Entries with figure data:
··········

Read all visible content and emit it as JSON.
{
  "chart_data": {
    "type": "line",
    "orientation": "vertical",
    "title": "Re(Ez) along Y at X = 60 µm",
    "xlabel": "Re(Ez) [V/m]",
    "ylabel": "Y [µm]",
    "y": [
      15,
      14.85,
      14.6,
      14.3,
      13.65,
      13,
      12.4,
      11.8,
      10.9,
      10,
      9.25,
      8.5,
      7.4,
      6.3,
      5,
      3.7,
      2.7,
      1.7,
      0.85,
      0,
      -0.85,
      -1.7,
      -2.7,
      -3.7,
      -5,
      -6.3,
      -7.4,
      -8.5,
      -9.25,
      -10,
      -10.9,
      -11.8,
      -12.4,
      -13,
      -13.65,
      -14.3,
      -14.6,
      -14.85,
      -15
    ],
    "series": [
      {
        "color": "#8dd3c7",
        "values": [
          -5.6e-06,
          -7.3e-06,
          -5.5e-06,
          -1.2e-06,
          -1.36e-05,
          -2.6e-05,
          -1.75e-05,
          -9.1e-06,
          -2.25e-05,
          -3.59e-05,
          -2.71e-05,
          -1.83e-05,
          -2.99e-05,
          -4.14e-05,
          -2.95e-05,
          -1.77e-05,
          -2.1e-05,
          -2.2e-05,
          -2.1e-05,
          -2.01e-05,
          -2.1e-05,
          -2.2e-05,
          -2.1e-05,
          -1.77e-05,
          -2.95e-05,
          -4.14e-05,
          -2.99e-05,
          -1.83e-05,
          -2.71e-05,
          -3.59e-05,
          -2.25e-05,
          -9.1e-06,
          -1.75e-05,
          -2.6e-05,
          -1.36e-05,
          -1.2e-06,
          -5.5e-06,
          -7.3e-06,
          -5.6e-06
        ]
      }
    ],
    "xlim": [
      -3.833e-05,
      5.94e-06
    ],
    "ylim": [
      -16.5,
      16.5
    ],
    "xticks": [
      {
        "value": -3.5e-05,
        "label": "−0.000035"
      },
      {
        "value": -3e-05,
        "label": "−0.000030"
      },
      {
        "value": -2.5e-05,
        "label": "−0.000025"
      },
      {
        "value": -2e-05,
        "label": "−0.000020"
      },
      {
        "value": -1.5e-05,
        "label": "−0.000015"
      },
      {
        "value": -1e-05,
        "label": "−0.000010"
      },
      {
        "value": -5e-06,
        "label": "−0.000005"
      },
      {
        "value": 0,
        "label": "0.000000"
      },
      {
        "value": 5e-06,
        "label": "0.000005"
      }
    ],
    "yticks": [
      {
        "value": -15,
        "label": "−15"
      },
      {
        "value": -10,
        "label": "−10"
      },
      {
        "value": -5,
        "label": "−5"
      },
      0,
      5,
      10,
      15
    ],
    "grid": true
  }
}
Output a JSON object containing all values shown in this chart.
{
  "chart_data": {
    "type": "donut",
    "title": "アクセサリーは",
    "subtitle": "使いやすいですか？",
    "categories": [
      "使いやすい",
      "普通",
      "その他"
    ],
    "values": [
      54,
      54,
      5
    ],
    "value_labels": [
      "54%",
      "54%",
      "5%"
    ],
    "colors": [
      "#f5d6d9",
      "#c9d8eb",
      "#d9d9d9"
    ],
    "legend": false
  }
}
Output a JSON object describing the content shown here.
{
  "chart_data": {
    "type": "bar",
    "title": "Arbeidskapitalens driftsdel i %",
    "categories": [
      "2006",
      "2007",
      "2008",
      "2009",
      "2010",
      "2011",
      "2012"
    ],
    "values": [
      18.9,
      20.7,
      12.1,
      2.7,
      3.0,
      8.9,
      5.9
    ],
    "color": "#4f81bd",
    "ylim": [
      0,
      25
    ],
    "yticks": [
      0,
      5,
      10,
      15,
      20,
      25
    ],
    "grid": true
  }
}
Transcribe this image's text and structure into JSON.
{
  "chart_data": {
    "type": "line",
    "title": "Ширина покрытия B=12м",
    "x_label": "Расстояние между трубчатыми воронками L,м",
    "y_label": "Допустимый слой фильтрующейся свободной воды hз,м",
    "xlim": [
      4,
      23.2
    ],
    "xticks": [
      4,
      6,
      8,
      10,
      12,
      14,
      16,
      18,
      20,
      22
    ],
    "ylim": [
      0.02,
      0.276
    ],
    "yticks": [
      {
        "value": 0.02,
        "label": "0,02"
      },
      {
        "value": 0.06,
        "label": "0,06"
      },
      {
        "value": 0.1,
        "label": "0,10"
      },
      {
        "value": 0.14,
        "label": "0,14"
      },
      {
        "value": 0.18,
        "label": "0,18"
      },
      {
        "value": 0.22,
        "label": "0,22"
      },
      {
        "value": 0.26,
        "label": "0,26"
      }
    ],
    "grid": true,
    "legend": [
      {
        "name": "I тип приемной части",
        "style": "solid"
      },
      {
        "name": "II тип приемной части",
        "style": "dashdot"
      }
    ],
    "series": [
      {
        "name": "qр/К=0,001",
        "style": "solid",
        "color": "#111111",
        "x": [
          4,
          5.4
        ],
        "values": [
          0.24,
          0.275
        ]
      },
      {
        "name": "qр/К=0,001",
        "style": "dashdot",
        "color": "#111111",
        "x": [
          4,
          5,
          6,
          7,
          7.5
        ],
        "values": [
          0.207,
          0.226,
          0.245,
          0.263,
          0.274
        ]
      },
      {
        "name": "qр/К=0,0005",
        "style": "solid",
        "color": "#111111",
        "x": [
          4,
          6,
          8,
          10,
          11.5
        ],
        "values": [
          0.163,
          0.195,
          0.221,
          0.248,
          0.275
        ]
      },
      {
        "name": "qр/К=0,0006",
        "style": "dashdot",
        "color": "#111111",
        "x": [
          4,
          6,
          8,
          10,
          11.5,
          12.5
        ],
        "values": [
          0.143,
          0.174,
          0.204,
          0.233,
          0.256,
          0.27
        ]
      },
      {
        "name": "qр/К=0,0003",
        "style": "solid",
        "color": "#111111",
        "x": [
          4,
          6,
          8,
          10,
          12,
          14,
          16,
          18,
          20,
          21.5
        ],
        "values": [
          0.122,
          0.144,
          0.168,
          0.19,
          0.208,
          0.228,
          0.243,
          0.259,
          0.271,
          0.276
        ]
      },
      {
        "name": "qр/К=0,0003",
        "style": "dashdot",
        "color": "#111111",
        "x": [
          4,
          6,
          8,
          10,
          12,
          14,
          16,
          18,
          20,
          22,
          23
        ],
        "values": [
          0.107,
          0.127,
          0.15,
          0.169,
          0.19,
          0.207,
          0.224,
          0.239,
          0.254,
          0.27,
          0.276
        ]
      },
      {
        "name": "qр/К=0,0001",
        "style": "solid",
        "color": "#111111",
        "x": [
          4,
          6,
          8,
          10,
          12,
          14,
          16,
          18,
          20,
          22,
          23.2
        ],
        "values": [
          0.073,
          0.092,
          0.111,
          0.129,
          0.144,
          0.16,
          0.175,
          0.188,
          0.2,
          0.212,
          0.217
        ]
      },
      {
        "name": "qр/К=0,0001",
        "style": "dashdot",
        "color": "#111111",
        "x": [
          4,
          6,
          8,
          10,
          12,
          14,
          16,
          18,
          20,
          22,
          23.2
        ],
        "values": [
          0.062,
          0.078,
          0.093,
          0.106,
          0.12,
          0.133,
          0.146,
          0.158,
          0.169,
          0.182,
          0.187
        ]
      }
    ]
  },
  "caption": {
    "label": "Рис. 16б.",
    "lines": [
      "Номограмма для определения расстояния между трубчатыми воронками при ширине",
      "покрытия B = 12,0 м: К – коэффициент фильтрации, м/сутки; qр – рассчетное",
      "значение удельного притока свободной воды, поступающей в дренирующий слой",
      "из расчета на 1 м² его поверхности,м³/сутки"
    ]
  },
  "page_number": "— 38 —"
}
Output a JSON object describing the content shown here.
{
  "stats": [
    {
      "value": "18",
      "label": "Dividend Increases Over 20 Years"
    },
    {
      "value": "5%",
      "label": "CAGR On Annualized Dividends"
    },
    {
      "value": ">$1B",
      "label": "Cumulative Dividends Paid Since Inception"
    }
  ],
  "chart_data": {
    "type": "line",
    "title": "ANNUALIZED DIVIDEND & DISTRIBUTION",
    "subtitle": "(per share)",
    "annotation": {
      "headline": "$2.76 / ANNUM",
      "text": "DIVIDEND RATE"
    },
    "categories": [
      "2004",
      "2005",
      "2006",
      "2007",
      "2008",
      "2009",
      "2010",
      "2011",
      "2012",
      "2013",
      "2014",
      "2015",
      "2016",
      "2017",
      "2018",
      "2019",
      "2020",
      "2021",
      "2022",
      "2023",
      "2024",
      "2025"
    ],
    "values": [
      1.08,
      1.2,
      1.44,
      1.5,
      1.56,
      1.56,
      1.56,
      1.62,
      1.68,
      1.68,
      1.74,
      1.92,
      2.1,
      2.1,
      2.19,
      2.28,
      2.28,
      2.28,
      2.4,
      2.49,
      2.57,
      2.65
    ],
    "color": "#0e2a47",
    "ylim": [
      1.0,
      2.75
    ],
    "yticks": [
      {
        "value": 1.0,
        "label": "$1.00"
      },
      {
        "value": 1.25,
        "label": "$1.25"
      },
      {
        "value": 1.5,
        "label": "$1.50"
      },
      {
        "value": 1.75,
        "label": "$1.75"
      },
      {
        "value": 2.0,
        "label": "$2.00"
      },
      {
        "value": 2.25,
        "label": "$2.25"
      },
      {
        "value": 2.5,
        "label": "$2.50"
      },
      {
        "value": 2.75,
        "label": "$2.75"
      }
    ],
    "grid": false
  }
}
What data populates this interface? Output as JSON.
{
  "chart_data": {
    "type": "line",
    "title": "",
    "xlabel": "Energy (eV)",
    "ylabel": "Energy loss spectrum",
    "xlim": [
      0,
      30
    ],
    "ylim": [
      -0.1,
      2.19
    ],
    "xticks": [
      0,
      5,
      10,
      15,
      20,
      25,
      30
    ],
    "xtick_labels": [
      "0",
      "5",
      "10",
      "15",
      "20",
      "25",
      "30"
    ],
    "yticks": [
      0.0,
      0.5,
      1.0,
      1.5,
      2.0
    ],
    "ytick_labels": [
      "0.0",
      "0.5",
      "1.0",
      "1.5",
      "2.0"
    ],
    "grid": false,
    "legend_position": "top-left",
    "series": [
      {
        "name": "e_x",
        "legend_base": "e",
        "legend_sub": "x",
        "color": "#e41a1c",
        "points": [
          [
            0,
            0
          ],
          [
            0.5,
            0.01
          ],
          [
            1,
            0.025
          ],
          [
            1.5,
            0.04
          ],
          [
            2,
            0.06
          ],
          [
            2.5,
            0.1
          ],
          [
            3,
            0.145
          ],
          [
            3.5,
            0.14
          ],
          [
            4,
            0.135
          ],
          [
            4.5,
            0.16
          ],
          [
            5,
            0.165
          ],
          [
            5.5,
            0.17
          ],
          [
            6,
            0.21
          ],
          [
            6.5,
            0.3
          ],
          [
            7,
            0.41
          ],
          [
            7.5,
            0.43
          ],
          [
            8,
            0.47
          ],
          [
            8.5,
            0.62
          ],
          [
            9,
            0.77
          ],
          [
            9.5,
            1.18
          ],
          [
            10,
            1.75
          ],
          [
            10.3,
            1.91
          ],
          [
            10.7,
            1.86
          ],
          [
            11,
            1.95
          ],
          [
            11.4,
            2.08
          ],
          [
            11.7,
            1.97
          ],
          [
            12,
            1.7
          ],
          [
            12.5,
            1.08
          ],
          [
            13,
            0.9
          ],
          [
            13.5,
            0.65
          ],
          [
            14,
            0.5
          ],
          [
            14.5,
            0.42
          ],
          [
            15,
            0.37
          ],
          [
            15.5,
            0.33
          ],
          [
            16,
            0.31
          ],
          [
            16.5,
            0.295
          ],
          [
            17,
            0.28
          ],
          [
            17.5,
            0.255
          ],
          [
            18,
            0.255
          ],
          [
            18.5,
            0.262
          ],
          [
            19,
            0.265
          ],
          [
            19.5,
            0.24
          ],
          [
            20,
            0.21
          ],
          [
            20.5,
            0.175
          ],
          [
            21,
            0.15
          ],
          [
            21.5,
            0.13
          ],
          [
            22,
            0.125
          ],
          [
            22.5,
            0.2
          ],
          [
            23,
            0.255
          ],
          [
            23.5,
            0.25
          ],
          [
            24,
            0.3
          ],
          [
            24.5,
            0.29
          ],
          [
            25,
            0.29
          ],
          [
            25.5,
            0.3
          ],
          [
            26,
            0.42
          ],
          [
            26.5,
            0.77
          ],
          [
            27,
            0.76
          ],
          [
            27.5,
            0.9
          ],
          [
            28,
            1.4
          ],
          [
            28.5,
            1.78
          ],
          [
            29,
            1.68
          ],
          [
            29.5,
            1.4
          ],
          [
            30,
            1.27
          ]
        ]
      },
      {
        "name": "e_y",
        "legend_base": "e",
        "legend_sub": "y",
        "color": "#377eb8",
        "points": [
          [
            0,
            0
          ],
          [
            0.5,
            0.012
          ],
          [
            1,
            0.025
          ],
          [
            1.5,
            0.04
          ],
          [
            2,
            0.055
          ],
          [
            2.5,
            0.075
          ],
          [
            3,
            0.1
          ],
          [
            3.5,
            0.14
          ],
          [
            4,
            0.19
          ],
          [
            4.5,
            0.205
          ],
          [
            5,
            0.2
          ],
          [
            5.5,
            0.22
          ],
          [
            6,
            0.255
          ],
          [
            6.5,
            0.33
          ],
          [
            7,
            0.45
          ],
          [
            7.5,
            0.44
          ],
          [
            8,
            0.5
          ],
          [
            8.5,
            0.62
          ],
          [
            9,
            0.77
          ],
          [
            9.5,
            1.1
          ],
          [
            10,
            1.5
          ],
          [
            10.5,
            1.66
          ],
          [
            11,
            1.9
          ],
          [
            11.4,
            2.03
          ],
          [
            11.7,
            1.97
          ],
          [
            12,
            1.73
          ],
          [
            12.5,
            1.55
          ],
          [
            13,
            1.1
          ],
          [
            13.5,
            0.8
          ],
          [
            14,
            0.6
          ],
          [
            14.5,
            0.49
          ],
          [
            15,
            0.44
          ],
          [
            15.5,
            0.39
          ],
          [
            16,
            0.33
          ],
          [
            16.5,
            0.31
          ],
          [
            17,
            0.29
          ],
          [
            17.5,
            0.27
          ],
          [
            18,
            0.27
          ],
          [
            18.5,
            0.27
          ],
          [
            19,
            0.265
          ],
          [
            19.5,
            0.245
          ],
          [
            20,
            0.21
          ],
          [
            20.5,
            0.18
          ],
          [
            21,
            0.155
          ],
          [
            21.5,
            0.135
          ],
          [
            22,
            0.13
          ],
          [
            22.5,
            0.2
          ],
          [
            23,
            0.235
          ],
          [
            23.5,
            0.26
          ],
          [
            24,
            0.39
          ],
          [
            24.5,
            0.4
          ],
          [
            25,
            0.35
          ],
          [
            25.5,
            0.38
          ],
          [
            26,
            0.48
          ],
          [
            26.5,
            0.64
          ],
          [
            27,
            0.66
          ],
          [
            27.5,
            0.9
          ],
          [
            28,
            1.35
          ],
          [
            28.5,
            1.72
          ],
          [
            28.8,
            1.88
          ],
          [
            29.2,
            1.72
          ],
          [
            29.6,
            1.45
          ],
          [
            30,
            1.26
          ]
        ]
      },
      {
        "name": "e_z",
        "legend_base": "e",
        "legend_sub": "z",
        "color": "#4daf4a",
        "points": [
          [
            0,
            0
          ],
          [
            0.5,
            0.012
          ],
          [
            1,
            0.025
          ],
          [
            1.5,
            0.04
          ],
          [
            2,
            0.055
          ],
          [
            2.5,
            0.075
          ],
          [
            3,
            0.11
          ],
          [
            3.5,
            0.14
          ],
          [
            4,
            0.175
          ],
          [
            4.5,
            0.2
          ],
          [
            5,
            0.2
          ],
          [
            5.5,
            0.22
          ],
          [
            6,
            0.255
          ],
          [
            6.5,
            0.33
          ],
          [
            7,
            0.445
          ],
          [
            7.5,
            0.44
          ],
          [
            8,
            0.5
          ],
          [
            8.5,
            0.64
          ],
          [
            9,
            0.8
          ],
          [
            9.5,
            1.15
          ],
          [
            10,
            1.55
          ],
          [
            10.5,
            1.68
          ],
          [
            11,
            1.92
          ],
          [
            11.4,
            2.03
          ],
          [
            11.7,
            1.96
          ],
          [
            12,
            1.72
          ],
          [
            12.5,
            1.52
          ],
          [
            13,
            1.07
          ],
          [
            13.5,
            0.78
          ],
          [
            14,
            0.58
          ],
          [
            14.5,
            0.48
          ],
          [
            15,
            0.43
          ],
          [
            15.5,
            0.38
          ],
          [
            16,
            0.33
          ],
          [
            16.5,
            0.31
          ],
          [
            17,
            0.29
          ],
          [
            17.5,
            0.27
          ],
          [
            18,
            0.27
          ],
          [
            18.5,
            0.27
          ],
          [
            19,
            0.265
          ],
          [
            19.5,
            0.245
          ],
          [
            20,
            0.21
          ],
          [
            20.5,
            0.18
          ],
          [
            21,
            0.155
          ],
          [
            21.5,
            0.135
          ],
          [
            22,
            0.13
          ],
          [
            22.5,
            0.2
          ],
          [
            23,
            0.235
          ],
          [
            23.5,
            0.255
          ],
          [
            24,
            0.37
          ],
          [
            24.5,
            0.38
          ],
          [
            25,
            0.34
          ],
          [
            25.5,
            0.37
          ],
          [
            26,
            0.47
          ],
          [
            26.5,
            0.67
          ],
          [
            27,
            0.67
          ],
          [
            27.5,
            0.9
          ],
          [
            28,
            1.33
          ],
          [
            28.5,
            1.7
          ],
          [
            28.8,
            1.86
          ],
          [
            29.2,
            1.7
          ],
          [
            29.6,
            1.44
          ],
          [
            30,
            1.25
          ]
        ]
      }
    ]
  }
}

··········

PROBLEM DETAILS:
In the listing, find each line with the string "grid" and copy it.

RESPONSE TO THE EXERCISE:
    "grid": true
    "grid": true
    "grid": true,
    "grid": false
    "grid": false,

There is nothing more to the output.